> **What the task requires**:
Reproduce the listing verbatim.

> **Task material**:
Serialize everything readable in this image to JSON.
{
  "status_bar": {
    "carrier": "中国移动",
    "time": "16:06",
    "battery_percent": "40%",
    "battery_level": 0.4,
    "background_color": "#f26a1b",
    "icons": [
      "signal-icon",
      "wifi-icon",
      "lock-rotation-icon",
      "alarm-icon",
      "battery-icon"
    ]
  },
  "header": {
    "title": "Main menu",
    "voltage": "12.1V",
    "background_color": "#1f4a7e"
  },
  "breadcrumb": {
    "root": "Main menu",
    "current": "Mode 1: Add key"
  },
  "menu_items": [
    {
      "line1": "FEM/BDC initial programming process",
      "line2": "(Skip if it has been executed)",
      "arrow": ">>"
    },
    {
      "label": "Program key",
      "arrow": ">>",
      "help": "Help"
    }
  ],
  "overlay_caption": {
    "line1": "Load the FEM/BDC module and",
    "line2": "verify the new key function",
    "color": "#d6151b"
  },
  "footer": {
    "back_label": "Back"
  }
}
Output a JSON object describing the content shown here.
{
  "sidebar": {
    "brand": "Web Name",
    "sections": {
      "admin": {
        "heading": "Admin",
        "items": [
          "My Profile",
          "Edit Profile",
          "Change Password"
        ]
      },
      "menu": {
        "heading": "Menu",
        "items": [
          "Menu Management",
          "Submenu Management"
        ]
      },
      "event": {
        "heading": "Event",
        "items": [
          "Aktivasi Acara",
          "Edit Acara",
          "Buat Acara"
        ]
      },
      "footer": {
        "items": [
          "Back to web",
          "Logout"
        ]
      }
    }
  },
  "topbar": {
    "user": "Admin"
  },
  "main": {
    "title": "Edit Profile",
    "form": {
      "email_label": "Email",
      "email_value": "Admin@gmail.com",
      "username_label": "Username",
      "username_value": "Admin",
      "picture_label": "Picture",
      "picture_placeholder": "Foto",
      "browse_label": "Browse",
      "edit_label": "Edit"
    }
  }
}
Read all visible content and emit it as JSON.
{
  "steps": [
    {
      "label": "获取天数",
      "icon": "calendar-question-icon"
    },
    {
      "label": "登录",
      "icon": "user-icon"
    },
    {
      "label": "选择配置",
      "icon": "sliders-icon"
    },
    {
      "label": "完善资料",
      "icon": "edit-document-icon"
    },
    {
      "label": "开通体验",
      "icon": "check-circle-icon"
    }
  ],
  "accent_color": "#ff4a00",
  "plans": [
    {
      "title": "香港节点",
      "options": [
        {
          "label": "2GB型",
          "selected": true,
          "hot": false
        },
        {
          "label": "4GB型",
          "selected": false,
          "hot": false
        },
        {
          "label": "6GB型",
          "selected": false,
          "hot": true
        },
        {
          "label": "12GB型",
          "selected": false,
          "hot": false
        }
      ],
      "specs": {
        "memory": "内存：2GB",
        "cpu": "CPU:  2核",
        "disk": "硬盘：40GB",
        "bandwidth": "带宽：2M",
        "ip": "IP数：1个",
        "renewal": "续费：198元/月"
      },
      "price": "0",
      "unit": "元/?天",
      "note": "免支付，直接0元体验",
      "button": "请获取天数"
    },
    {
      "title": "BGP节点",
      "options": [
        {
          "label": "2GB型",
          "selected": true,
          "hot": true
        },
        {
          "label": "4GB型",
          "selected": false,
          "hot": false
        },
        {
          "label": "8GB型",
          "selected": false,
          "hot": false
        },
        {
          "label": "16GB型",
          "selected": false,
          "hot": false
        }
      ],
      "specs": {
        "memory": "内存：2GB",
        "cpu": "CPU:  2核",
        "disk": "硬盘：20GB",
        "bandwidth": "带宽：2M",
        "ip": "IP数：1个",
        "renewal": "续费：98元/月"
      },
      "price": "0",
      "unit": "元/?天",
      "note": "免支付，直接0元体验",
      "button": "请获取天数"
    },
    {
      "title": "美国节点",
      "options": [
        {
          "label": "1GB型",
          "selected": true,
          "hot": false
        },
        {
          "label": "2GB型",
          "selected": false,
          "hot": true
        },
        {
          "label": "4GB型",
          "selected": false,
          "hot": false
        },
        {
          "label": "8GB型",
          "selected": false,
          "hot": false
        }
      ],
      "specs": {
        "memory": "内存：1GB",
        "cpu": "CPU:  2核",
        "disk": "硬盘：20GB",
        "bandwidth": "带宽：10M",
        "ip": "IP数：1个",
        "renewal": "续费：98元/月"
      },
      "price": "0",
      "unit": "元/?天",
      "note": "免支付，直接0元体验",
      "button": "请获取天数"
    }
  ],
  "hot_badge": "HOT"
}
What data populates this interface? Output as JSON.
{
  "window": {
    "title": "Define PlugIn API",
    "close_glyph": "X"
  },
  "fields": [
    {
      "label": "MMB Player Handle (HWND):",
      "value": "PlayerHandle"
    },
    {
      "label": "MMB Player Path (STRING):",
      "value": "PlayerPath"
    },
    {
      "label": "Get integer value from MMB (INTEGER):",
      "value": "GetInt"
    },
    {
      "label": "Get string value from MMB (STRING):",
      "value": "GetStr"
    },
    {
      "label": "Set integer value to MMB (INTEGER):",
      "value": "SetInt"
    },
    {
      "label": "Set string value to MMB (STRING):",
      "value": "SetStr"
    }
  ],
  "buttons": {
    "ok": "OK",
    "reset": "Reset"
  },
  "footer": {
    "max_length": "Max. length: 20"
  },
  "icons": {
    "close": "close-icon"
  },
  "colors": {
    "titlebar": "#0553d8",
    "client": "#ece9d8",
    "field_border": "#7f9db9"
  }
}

> **Solution below**:
Serialize everything readable in this image to JSON.
{
  "status_bar": {
    "carrier": "中国移动",
    "time": "16:06",
    "battery_percent": "40%",
    "battery_level": 0.4,
    "background_color": "#f26a1b",
    "icons": [
      "signal-icon",
      "wifi-icon",
      "lock-rotation-icon",
      "alarm-icon",
      "battery-icon"
    ]
  },
  "header": {
    "title": "Main menu",
    "voltage": "12.1V",
    "background_color": "#1f4a7e"
  },
  "breadcrumb": {
    "root": "Main menu",
    "current": "Mode 1: Add key"
  },
  "menu_items": [
    {
      "line1": "FEM/BDC initial programming process",
      "line2": "(Skip if it has been executed)",
      "arrow": ">>"
    },
    {
      "label": "Program key",
      "arrow": ">>",
      "help": "Help"
    }
  ],
  "overlay_caption": {
    "line1": "Load the FEM/BDC module and",
    "line2": "verify the new key function",
    "color": "#d6151b"
  },
  "footer": {
    "back_label": "Back"
  }
}
Output a JSON object describing the content shown here.
{
  "sidebar": {
    "brand": "Web Name",
    "sections": {
      "admin": {
        "heading": "Admin",
        "items": [
          "My Profile",
          "Edit Profile",
          "Change Password"
        ]
      },
      "menu": {
        "heading": "Menu",
        "items": [
          "Menu Management",
          "Submenu Management"
        ]
      },
      "event": {
        "heading": "Event",
        "items": [
          "Aktivasi Acara",
          "Edit Acara",
          "Buat Acara"
        ]
      },
      "footer": {
        "items": [
          "Back to web",
          "Logout"
        ]
      }
    }
  },
  "topbar": {
    "user": "Admin"
  },
  "main": {
    "title": "Edit Profile",
    "form": {
      "email_label": "Email",
      "email_value": "Admin@gmail.com",
      "username_label": "Username",
      "username_value": "Admin",
      "picture_label": "Picture",
      "picture_placeholder": "Foto",
      "browse_label": "Browse",
      "edit_label": "Edit"
    }
  }
}
Read all visible content and emit it as JSON.
{
  "steps": [
    {
      "label": "获取天数",
      "icon": "calendar-question-icon"
    },
    {
      "label": "登录",
      "icon": "user-icon"
    },
    {
      "label": "选择配置",
      "icon": "sliders-icon"
    },
    {
      "label": "完善资料",
      "icon": "edit-document-icon"
    },
    {
      "label": "开通体验",
      "icon": "check-circle-icon"
    }
  ],
  "accent_color": "#ff4a00",
  "plans": [
    {
      "title": "香港节点",
      "options": [
        {
          "label": "2GB型",
          "selected": true,
          "hot": false
        },
        {
          "label": "4GB型",
          "selected": false,
          "hot": false
        },
        {
          "label": "6GB型",
          "selected": false,
          "hot": true
        },
        {
          "label": "12GB型",
          "selected": false,
          "hot": false
        }
      ],
      "specs": {
        "memory": "内存：2GB",
        "cpu": "CPU:  2核",
        "disk": "硬盘：40GB",
        "bandwidth": "带宽：2M",
        "ip": "IP数：1个",
        "renewal": "续费：198元/月"
      },
      "price": "0",
      "unit": "元/?天",
      "note": "免支付，直接0元体验",
      "button": "请获取天数"
    },
    {
      "title": "BGP节点",
      "options": [
        {
          "label": "2GB型",
          "selected": true,
          "hot": true
        },
        {
          "label": "4GB型",
          "selected": false,
          "hot": false
        },
        {
          "label": "8GB型",
          "selected": false,
          "hot": false
        },
        {
          "label": "16GB型",
          "selected": false,
          "hot": false
        }
      ],
      "specs": {
        "memory": "内存：2GB",
        "cpu": "CPU:  2核",
        "disk": "硬盘：20GB",
        "bandwidth": "带宽：2M",
        "ip": "IP数：1个",
        "renewal": "续费：98元/月"
      },
      "price": "0",
      "unit": "元/?天",
      "note": "免支付，直接0元体验",
      "button": "请获取天数"
    },
    {
      "title": "美国节点",
      "options": [
        {
          "label": "1GB型",
          "selected": true,
          "hot": false
        },
        {
          "label": "2GB型",
          "selected": false,
          "hot": true
        },
        {
          "label": "4GB型",
          "selected": false,
          "hot": false
        },
        {
          "label": "8GB型",
          "selected": false,
          "hot": false
        }
      ],
      "specs": {
        "memory": "内存：1GB",
        "cpu": "CPU:  2核",
        "disk": "硬盘：20GB",
        "bandwidth": "带宽：10M",
        "ip": "IP数：1个",
        "renewal": "续费：98元/月"
      },
      "price": "0",
      "unit": "元/?天",
      "note": "免支付，直接0元体验",
      "button": "请获取天数"
    }
  ],
  "hot_badge": "HOT"
}
What data populates this interface? Output as JSON.
{
  "window": {
    "title": "Define PlugIn API",
    "close_glyph": "X"
  },
  "fields": [
    {
      "label": "MMB Player Handle (HWND):",
      "value": "PlayerHandle"
    },
    {
      "label": "MMB Player Path (STRING):",
      "value": "PlayerPath"
    },
    {
      "label": "Get integer value from MMB (INTEGER):",
      "value": "GetInt"
    },
    {
      "label": "Get string value from MMB (STRING):",
      "value": "GetStr"
    },
    {
      "label": "Set integer value to MMB (INTEGER):",
      "value": "SetInt"
    },
    {
      "label": "Set string value to MMB (STRING):",
      "value": "SetStr"
    }
  ],
  "buttons": {
    "ok": "OK",
    "reset": "Reset"
  },
  "footer": {
    "max_length": "Max. length: 20"
  },
  "icons": {
    "close": "close-icon"
  },
  "colors": {
    "titlebar": "#0553d8",
    "client": "#ece9d8",
    "field_border": "#7f9db9"
  }
}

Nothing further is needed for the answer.